COMPLETE THE FOLLOWING:
- a) According to the passage on Bangkok's Klong Toei slum, what two principal career paths do most male dropouts living there face?
- b) Write the next few sentences of the passage on Bangkok's Klong Toei slum, picking up right after its final sentence.

PASSAGE SHOWN:
◇ ◇ ◇ ◇ ◇ ◇ ◇

Editor's note: Our partner GlobalPost is launching a series that looks at wealth and poverty worldwide by comparing U.S. metro areas with foreign cities that have similar levels of income inequality. The findings may surprise you. This story from Bangkok and a companion piece from Fairfield County, Conn., examine two places where the superrich and the very poor live just minutes apart.
Most male dropouts living in Bangkok's most notorious slum, Klong Toei, are presented with two principal career paths: speed dealer or stevedore.
The first involves ducking cops, consorting with junkies and hardening your neighborhood's rep as a crime-infested no-go zone. Klong Toei's reputation for selling "ya ba" pink meth tabs that smell like cotton candy when smoked is second only to its reputation for catching on fire. Flames easily leap between dwellings in the slum, a labyrinth of buildings packed so tight that alleys remain dim under the Thai noontime sun.

◇ ◇ ◇ ◇ ◇ ◇ ◇

DATA ENTRIES:
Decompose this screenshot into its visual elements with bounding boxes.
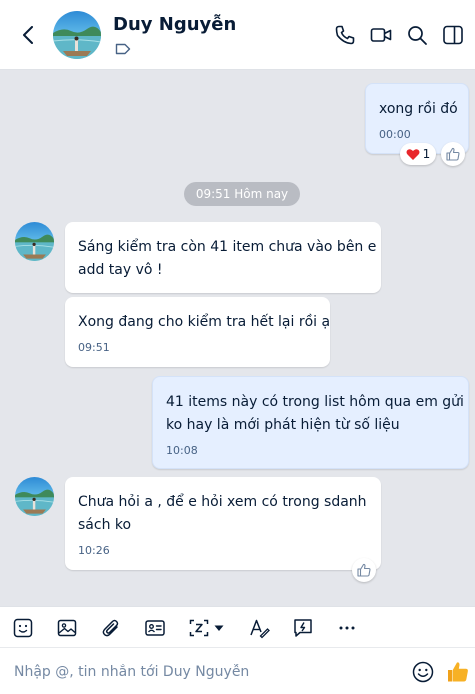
back-button[interactable] bbox=[17, 24, 39, 46]
attachment-icon[interactable] bbox=[100, 617, 122, 639]
image-icon[interactable] bbox=[56, 617, 78, 639]
emoji-icon[interactable] bbox=[411, 660, 435, 684]
chevron-down-icon[interactable] bbox=[213, 622, 225, 634]
message-text: sách ko bbox=[78, 517, 132, 533]
message-bubble-outgoing[interactable]: 41 items này có trong list hôm qua em gử… bbox=[152, 376, 469, 469]
message-text: xong rồi đó bbox=[379, 101, 458, 117]
sender-avatar[interactable] bbox=[15, 222, 54, 261]
date-divider: 09:51 Hôm nay bbox=[184, 182, 300, 206]
sticker-icon[interactable] bbox=[12, 617, 34, 639]
reaction-count: 1 bbox=[422, 147, 431, 161]
contact-name[interactable]: Duy Nguyễn bbox=[113, 14, 236, 35]
message-input[interactable] bbox=[14, 660, 394, 684]
thumbs-up-icon[interactable] bbox=[446, 660, 470, 684]
message-composer bbox=[0, 648, 475, 694]
phone-icon[interactable] bbox=[334, 24, 356, 46]
message-time: 09:51 bbox=[78, 341, 110, 354]
message-bubble-incoming[interactable]: Chưa hỏi a , để e hỏi xem có trong sdanh… bbox=[65, 477, 381, 570]
contact-avatar[interactable] bbox=[53, 11, 101, 59]
video-call-icon[interactable] bbox=[370, 24, 392, 46]
screenshot-icon[interactable] bbox=[188, 617, 210, 639]
message-text: add tay vô ! bbox=[78, 262, 163, 278]
message-text: ko hay là mới phát hiện từ số liệu bbox=[166, 417, 400, 433]
chat-header: Duy Nguyễn bbox=[0, 0, 475, 70]
quick-message-icon[interactable] bbox=[292, 617, 314, 639]
message-text: Xong đang cho kiểm tra hết lại rồi ạ bbox=[78, 314, 331, 330]
message-bubble-incoming[interactable]: Sáng kiểm tra còn 41 item chưa vào bên e… bbox=[65, 222, 381, 293]
message-text: Chưa hỏi a , để e hỏi xem có trong sdanh bbox=[78, 494, 367, 510]
message-text: Sáng kiểm tra còn 41 item chưa vào bên e bbox=[78, 239, 377, 255]
composer-toolbar bbox=[0, 606, 475, 648]
reaction-summary[interactable]: 1 bbox=[400, 143, 436, 165]
heart-icon bbox=[406, 148, 420, 160]
contact-card-icon[interactable] bbox=[144, 617, 166, 639]
message-text: 41 items này có trong list hôm qua em gử… bbox=[166, 394, 464, 410]
text-format-icon[interactable] bbox=[248, 617, 270, 639]
react-button[interactable] bbox=[441, 142, 465, 166]
message-time: 10:08 bbox=[166, 444, 198, 457]
tag-icon[interactable] bbox=[115, 43, 131, 55]
message-time: 10:26 bbox=[78, 544, 110, 557]
thumbs-up-outline-icon bbox=[357, 563, 371, 577]
sender-avatar[interactable] bbox=[15, 477, 54, 516]
back-icon bbox=[23, 26, 33, 44]
search-icon[interactable] bbox=[406, 24, 428, 46]
react-button[interactable] bbox=[352, 558, 376, 582]
more-icon[interactable] bbox=[336, 617, 358, 639]
message-time: 00:00 bbox=[379, 128, 411, 141]
sidebar-toggle-icon[interactable] bbox=[442, 24, 464, 46]
message-bubble-incoming[interactable]: Xong đang cho kiểm tra hết lại rồi ạ 09:… bbox=[65, 297, 330, 367]
thumbs-up-outline-icon bbox=[446, 147, 460, 161]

◇ ◇ ◇ ◇ ◇ ◇ ◇

ANSWERS TO THE EXERCISES:
- a) Speed dealer or stevedore.

- b)
In lieu of meth, Boat Thammongkul, 20, has chosen to work the nearby docks.
"We move heavy stuff at the pier for 500 baht a day," Boat says. That's roughly $16 for nine hours at the Klong Toei wharf, a critical hub in Thailand's export economy and the chief employer of nearby slum dwellers.
"Just because people around me sell drugs doesn't mean we have to," he says. "Besides, I have a dream. One day, I want to work at a job indoors. With air-conditioning."
Small dreams and hard labor define the view from Klong Toei. But in Bangkok, a city divided by wealth and class, a mere 5 miles separates the slums from a glam shopping paradise feeding the appetites of an emerging middle class and a rising upper class.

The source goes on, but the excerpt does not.